INSTRUCTIONS TO FOLLOW: Return every record below exactly as written, but leave out the pictures.

DATA ENTRIES:
--

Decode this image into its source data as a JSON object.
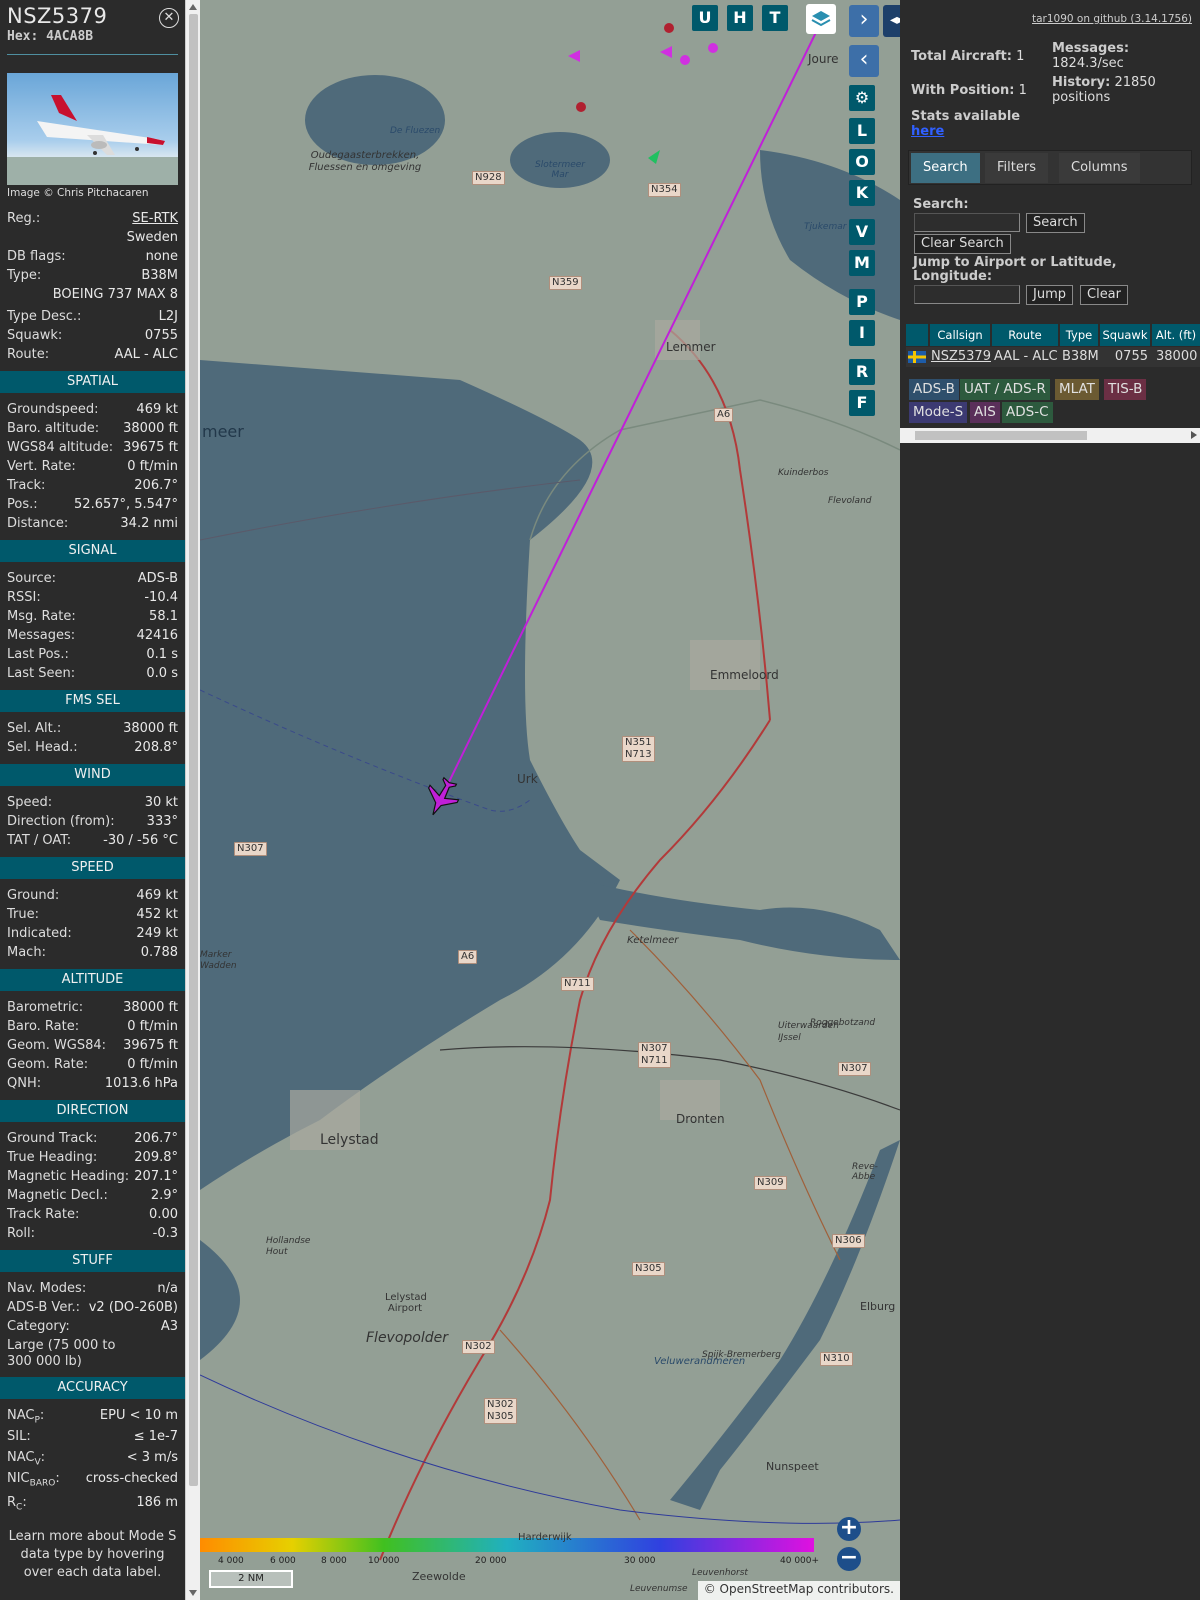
{
  "aircraft": {
    "callsign": "NSZ5379",
    "hex_label": "Hex: 4ACA8B",
    "image_credit": "Image © Chris Pitchacaren",
    "reg_label": "Reg.:",
    "reg": "SE-RTK",
    "country": "Sweden",
    "dbflags_label": "DB flags:",
    "dbflags": "none",
    "type_label": "Type:",
    "type": "B38M",
    "type_full": "BOEING 737 MAX 8",
    "typedesc_label": "Type Desc.:",
    "typedesc": "L2J",
    "squawk_label": "Squawk:",
    "squawk": "0755",
    "route_label": "Route:",
    "route": "AAL - ALC"
  },
  "sections": {
    "spatial": "SPATIAL",
    "signal": "SIGNAL",
    "fms": "FMS SEL",
    "wind": "WIND",
    "speed": "SPEED",
    "altitude": "ALTITUDE",
    "direction": "DIRECTION",
    "stuff": "STUFF",
    "accuracy": "ACCURACY"
  },
  "spatial": [
    {
      "label": "Groundspeed:",
      "value": "469 kt"
    },
    {
      "label": "Baro. altitude:",
      "value": "38000 ft"
    },
    {
      "label": "WGS84 altitude:",
      "value": "39675 ft"
    },
    {
      "label": "Vert. Rate:",
      "value": "0 ft/min"
    },
    {
      "label": "Track:",
      "value": "206.7°"
    },
    {
      "label": "Pos.:",
      "value": "52.657°, 5.547°"
    },
    {
      "label": "Distance:",
      "value": "34.2 nmi"
    }
  ],
  "signal": [
    {
      "label": "Source:",
      "value": "ADS-B"
    },
    {
      "label": "RSSI:",
      "value": "-10.4"
    },
    {
      "label": "Msg. Rate:",
      "value": "58.1"
    },
    {
      "label": "Messages:",
      "value": "42416"
    },
    {
      "label": "Last Pos.:",
      "value": "0.1 s"
    },
    {
      "label": "Last Seen:",
      "value": "0.0 s"
    }
  ],
  "fms": [
    {
      "label": "Sel. Alt.:",
      "value": "38000 ft"
    },
    {
      "label": "Sel. Head.:",
      "value": "208.8°"
    }
  ],
  "wind": [
    {
      "label": "Speed:",
      "value": "30 kt"
    },
    {
      "label": "Direction (from):",
      "value": "333°"
    },
    {
      "label": "TAT / OAT:",
      "value": "-30 / -56 °C"
    }
  ],
  "speed": [
    {
      "label": "Ground:",
      "value": "469 kt"
    },
    {
      "label": "True:",
      "value": "452 kt"
    },
    {
      "label": "Indicated:",
      "value": "249 kt"
    },
    {
      "label": "Mach:",
      "value": "0.788"
    }
  ],
  "altitude": [
    {
      "label": "Barometric:",
      "value": "38000 ft"
    },
    {
      "label": "Baro. Rate:",
      "value": "0 ft/min"
    },
    {
      "label": "Geom. WGS84:",
      "value": "39675 ft"
    },
    {
      "label": "Geom. Rate:",
      "value": "0 ft/min"
    },
    {
      "label": "QNH:",
      "value": "1013.6 hPa"
    }
  ],
  "direction": [
    {
      "label": "Ground Track:",
      "value": "206.7°"
    },
    {
      "label": "True Heading:",
      "value": "209.8°"
    },
    {
      "label": "Magnetic Heading:",
      "value": "207.1°"
    },
    {
      "label": "Magnetic Decl.:",
      "value": "2.9°"
    },
    {
      "label": "Track Rate:",
      "value": "0.00"
    },
    {
      "label": "Roll:",
      "value": "-0.3"
    }
  ],
  "stuff": {
    "navmodes_label": "Nav. Modes:",
    "navmodes": "n/a",
    "adsbver_label": "ADS-B Ver.:",
    "adsbver": "v2 (DO-260B)",
    "category_label": "Category:",
    "category": "A3",
    "category_desc": "Large (75 000 to 300 000 lb)"
  },
  "accuracy": {
    "nacp_label": "NAC",
    "nacp_sub": "P",
    "nacp": "EPU < 10 m",
    "sil_label": "SIL:",
    "sil": "≤ 1e-7",
    "nacv_label": "NAC",
    "nacv_sub": "V",
    "nacv": "< 3 m/s",
    "nicbaro_label": "NIC",
    "nicbaro_sub": "BARO",
    "nicbaro": "cross-checked",
    "rc_label": "R",
    "rc_sub": "C",
    "rc": "186 m"
  },
  "footer_note": "Learn more about Mode S data type by hovering over each data label.",
  "map": {
    "buttons": [
      "U",
      "H",
      "T"
    ],
    "side_buttons": [
      "L",
      "O",
      "K",
      "V",
      "M",
      "P",
      "I",
      "R",
      "F"
    ],
    "scale": "2 NM",
    "attribution": "© OpenStreetMap contributors.",
    "legend_ticks": [
      "4 000",
      "6 000",
      "8 000",
      "10 000",
      "20 000",
      "30 000",
      "40 000+"
    ],
    "places": [
      "Joure",
      "Lemmer",
      "Emmeloord",
      "Urk",
      "Lelystad",
      "Dronten",
      "Flevopolder",
      "Lelystad Airport",
      "Nunspeet",
      "Elburg",
      "Harderwijk",
      "Zeewolde",
      "Ketelmeer",
      "Veluwerandmeren",
      "De Fluezen",
      "Oudegaasterbrekken, Fluessen en omgeving",
      "Slotermeer Mar",
      "Tjukemar",
      "Kuinderbos",
      "Flevoland",
      "Uiterwaarden IJssel",
      "Roggebotzand",
      "Reve-Abbe",
      "Spijk-Bremerberg",
      "Hollandse Hout",
      "meer",
      "Marker Wadden",
      "Leuvenhorst",
      "Leuvenumse"
    ],
    "roads": [
      "N928",
      "N354",
      "N359",
      "A6",
      "N351",
      "N713",
      "N307",
      "N711",
      "N309",
      "N306",
      "N305",
      "N302",
      "N310"
    ]
  },
  "panel": {
    "github": "tar1090 on github (3.14.1756)",
    "total_label": "Total Aircraft:",
    "total": "1",
    "withpos_label": "With Position:",
    "withpos": "1",
    "stats_label": "Stats available",
    "stats_link": "here",
    "messages_label": "Messages:",
    "messages": "1824.3/sec",
    "history_label": "History:",
    "history": "21850 positions",
    "tabs": [
      "Search",
      "Filters",
      "Columns"
    ],
    "search_label": "Search:",
    "search_btn": "Search",
    "clear_search_btn": "Clear Search",
    "jump_label": "Jump to Airport or Latitude, Longitude:",
    "jump_btn": "Jump",
    "clear_btn": "Clear",
    "columns": [
      "",
      "Callsign",
      "Route",
      "Type",
      "Squawk",
      "Alt. (ft)"
    ],
    "row": {
      "callsign": "NSZ5379",
      "route": "AAL - ALC",
      "type": "B38M",
      "squawk": "0755",
      "alt": "38000"
    },
    "badges": [
      {
        "label": "ADS-B",
        "bg": "#2f4f6c",
        "fg": "#e0e0e0"
      },
      {
        "label": "UAT / ADS-R",
        "bg": "#2d5a3e",
        "fg": "#e0e0e0"
      },
      {
        "label": "MLAT",
        "bg": "#6b5a32",
        "fg": "#e0e0e0"
      },
      {
        "label": "TIS-B",
        "bg": "#6b2f44",
        "fg": "#e0e0e0"
      },
      {
        "label": "Mode-S",
        "bg": "#3c3a72",
        "fg": "#e0e0e0"
      },
      {
        "label": "AIS",
        "bg": "#5a2f5a",
        "fg": "#e0e0e0"
      },
      {
        "label": "ADS-C",
        "bg": "#2d5a3e",
        "fg": "#e0e0e0"
      }
    ]
  },
  "colors": {
    "accent": "#00596b",
    "track": "#c020d8",
    "tab_active": "#3d6f82"
  }
}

--

RESPONSE:
Decode this image into its source data as a JSON object.
{
  "aircraft": {
    "callsign": "NSZ5379",
    "hex_label": "Hex: 4ACA8B",
    "image_credit": "Image © Chris Pitchacaren",
    "reg_label": "Reg.:",
    "reg": "SE-RTK",
    "country": "Sweden",
    "dbflags_label": "DB flags:",
    "dbflags": "none",
    "type_label": "Type:",
    "type": "B38M",
    "type_full": "BOEING 737 MAX 8",
    "typedesc_label": "Type Desc.:",
    "typedesc": "L2J",
    "squawk_label": "Squawk:",
    "squawk": "0755",
    "route_label": "Route:",
    "route": "AAL - ALC"
  },
  "sections": {
    "spatial": "SPATIAL",
    "signal": "SIGNAL",
    "fms": "FMS SEL",
    "wind": "WIND",
    "speed": "SPEED",
    "altitude": "ALTITUDE",
    "direction": "DIRECTION",
    "stuff": "STUFF",
    "accuracy": "ACCURACY"
  },
  "spatial": [
    {
      "label": "Groundspeed:",
      "value": "469 kt"
    },
    {
      "label": "Baro. altitude:",
      "value": "38000 ft"
    },
    {
      "label": "WGS84 altitude:",
      "value": "39675 ft"
    },
    {
      "label": "Vert. Rate:",
      "value": "0 ft/min"
    },
    {
      "label": "Track:",
      "value": "206.7°"
    },
    {
      "label": "Pos.:",
      "value": "52.657°, 5.547°"
    },
    {
      "label": "Distance:",
      "value": "34.2 nmi"
    }
  ],
  "signal": [
    {
      "label": "Source:",
      "value": "ADS-B"
    },
    {
      "label": "RSSI:",
      "value": "-10.4"
    },
    {
      "label": "Msg. Rate:",
      "value": "58.1"
    },
    {
      "label": "Messages:",
      "value": "42416"
    },
    {
      "label": "Last Pos.:",
      "value": "0.1 s"
    },
    {
      "label": "Last Seen:",
      "value": "0.0 s"
    }
  ],
  "fms": [
    {
      "label": "Sel. Alt.:",
      "value": "38000 ft"
    },
    {
      "label": "Sel. Head.:",
      "value": "208.8°"
    }
  ],
  "wind": [
    {
      "label": "Speed:",
      "value": "30 kt"
    },
    {
      "label": "Direction (from):",
      "value": "333°"
    },
    {
      "label": "TAT / OAT:",
      "value": "-30 / -56 °C"
    }
  ],
  "speed": [
    {
      "label": "Ground:",
      "value": "469 kt"
    },
    {
      "label": "True:",
      "value": "452 kt"
    },
    {
      "label": "Indicated:",
      "value": "249 kt"
    },
    {
      "label": "Mach:",
      "value": "0.788"
    }
  ],
  "altitude": [
    {
      "label": "Barometric:",
      "value": "38000 ft"
    },
    {
      "label": "Baro. Rate:",
      "value": "0 ft/min"
    },
    {
      "label": "Geom. WGS84:",
      "value": "39675 ft"
    },
    {
      "label": "Geom. Rate:",
      "value": "0 ft/min"
    },
    {
      "label": "QNH:",
      "value": "1013.6 hPa"
    }
  ],
  "direction": [
    {
      "label": "Ground Track:",
      "value": "206.7°"
    },
    {
      "label": "True Heading:",
      "value": "209.8°"
    },
    {
      "label": "Magnetic Heading:",
      "value": "207.1°"
    },
    {
      "label": "Magnetic Decl.:",
      "value": "2.9°"
    },
    {
      "label": "Track Rate:",
      "value": "0.00"
    },
    {
      "label": "Roll:",
      "value": "-0.3"
    }
  ],
  "stuff": {
    "navmodes_label": "Nav. Modes:",
    "navmodes": "n/a",
    "adsbver_label": "ADS-B Ver.:",
    "adsbver": "v2 (DO-260B)",
    "category_label": "Category:",
    "category": "A3",
    "category_desc": "Large (75 000 to 300 000 lb)"
  },
  "accuracy": {
    "nacp_label": "NAC",
    "nacp_sub": "P",
    "nacp": "EPU < 10 m",
    "sil_label": "SIL:",
    "sil": "≤ 1e-7",
    "nacv_label": "NAC",
    "nacv_sub": "V",
    "nacv": "< 3 m/s",
    "nicbaro_label": "NIC",
    "nicbaro_sub": "BARO",
    "nicbaro": "cross-checked",
    "rc_label": "R",
    "rc_sub": "C",
    "rc": "186 m"
  },
  "footer_note": "Learn more about Mode S data type by hovering over each data label.",
  "map": {
    "buttons": [
      "U",
      "H",
      "T"
    ],
    "side_buttons": [
      "L",
      "O",
      "K",
      "V",
      "M",
      "P",
      "I",
      "R",
      "F"
    ],
    "scale": "2 NM",
    "attribution": "© OpenStreetMap contributors.",
    "legend_ticks": [
      "4 000",
      "6 000",
      "8 000",
      "10 000",
      "20 000",
      "30 000",
      "40 000+"
    ],
    "places": [
      "Joure",
      "Lemmer",
      "Emmeloord",
      "Urk",
      "Lelystad",
      "Dronten",
      "Flevopolder",
      "Lelystad Airport",
      "Nunspeet",
      "Elburg",
      "Harderwijk",
      "Zeewolde",
      "Ketelmeer",
      "Veluwerandmeren",
      "De Fluezen",
      "Oudegaasterbrekken, Fluessen en omgeving",
      "Slotermeer Mar",
      "Tjukemar",
      "Kuinderbos",
      "Flevoland",
      "Uiterwaarden IJssel",
      "Roggebotzand",
      "Reve-Abbe",
      "Spijk-Bremerberg",
      "Hollandse Hout",
      "meer",
      "Marker Wadden",
      "Leuvenhorst",
      "Leuvenumse"
    ],
    "roads": [
      "N928",
      "N354",
      "N359",
      "A6",
      "N351",
      "N713",
      "N307",
      "N711",
      "N309",
      "N306",
      "N305",
      "N302",
      "N310"
    ]
  },
  "panel": {
    "github": "tar1090 on github (3.14.1756)",
    "total_label": "Total Aircraft:",
    "total": "1",
    "withpos_label": "With Position:",
    "withpos": "1",
    "stats_label": "Stats available",
    "stats_link": "here",
    "messages_label": "Messages:",
    "messages": "1824.3/sec",
    "history_label": "History:",
    "history": "21850 positions",
    "tabs": [
      "Search",
      "Filters",
      "Columns"
    ],
    "search_label": "Search:",
    "search_btn": "Search",
    "clear_search_btn": "Clear Search",
    "jump_label": "Jump to Airport or Latitude, Longitude:",
    "jump_btn": "Jump",
    "clear_btn": "Clear",
    "columns": [
      "",
      "Callsign",
      "Route",
      "Type",
      "Squawk",
      "Alt. (ft)"
    ],
    "row": {
      "callsign": "NSZ5379",
      "route": "AAL - ALC",
      "type": "B38M",
      "squawk": "0755",
      "alt": "38000"
    },
    "badges": [
      {
        "label": "ADS-B",
        "bg": "#2f4f6c",
        "fg": "#e0e0e0"
      },
      {
        "label": "UAT / ADS-R",
        "bg": "#2d5a3e",
        "fg": "#e0e0e0"
      },
      {
        "label": "MLAT",
        "bg": "#6b5a32",
        "fg": "#e0e0e0"
      },
      {
        "label": "TIS-B",
        "bg": "#6b2f44",
        "fg": "#e0e0e0"
      },
      {
        "label": "Mode-S",
        "bg": "#3c3a72",
        "fg": "#e0e0e0"
      },
      {
        "label": "AIS",
        "bg": "#5a2f5a",
        "fg": "#e0e0e0"
      },
      {
        "label": "ADS-C",
        "bg": "#2d5a3e",
        "fg": "#e0e0e0"
      }
    ]
  },
  "colors": {
    "accent": "#00596b",
    "track": "#c020d8",
    "tab_active": "#3d6f82"
  }
}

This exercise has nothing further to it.